Data tied to figure images
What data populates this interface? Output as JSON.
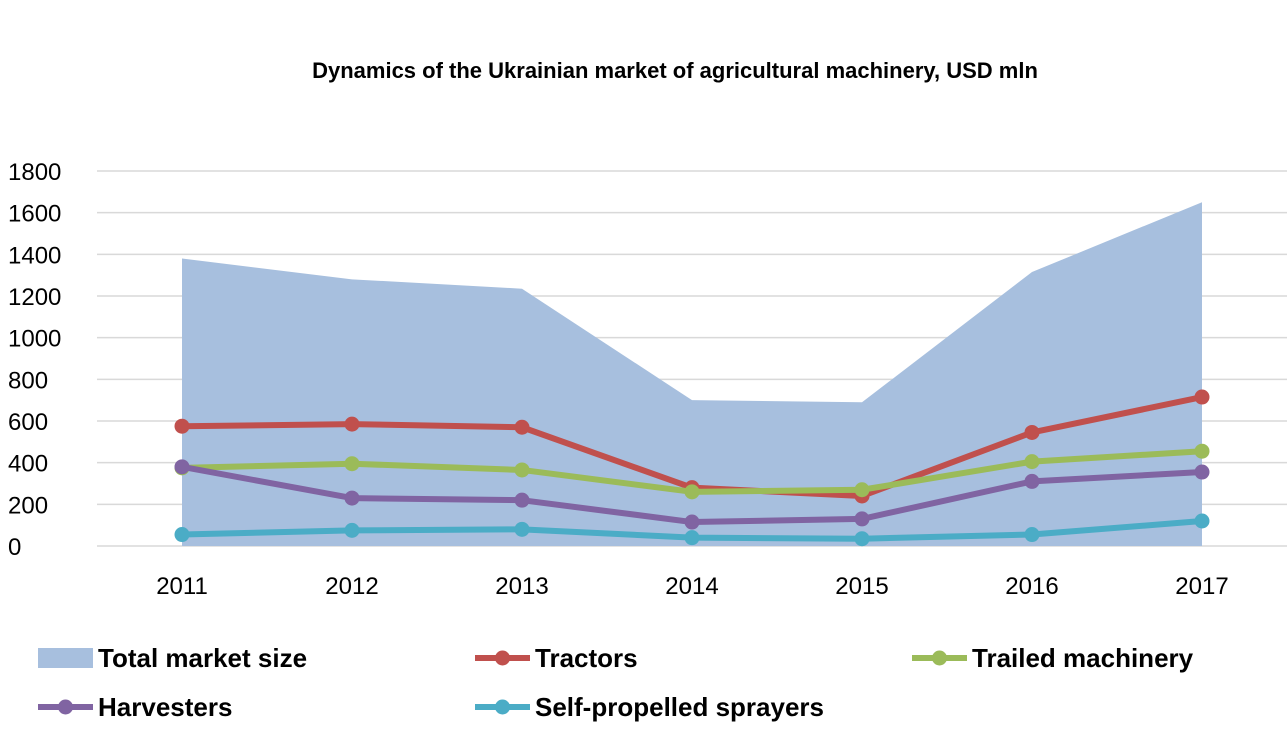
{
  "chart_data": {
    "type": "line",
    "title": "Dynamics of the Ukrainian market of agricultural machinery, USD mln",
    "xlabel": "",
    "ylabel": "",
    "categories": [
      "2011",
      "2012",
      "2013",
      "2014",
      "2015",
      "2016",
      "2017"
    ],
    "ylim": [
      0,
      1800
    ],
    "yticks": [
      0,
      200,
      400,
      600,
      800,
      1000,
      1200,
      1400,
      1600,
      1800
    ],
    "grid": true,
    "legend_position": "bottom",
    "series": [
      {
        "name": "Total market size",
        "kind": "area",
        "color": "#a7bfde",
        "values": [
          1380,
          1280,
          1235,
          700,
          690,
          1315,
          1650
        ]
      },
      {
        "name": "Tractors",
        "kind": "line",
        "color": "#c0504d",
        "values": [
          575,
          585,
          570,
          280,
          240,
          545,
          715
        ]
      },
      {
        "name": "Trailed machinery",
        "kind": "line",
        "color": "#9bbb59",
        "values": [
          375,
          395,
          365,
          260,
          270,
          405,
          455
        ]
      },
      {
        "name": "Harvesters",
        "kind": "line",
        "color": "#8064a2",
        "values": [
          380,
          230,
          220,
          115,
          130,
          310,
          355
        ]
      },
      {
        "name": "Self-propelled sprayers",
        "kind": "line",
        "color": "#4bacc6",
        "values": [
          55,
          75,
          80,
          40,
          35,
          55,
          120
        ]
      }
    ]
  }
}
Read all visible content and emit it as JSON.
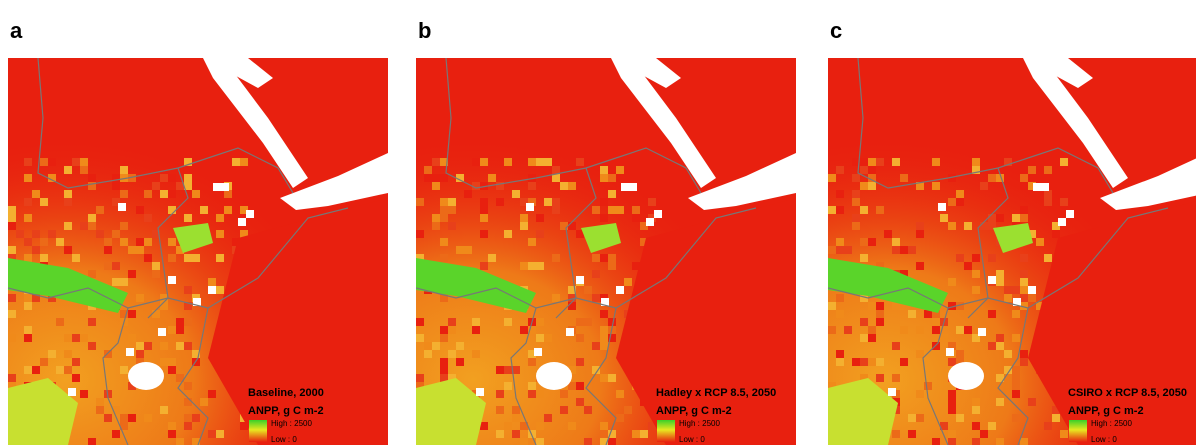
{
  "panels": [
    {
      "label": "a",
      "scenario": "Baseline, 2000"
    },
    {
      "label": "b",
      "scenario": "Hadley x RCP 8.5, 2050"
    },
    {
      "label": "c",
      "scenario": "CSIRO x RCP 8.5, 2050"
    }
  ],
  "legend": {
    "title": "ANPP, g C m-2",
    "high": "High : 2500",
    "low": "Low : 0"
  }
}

### SHORT TASK
Search the entries for the string "market" and collect each line that has it.

### TASK RESPONSE
    "title": "Dynamics of the Ukrainian market of agricultural machinery, USD mln",
        "name": "Total market size",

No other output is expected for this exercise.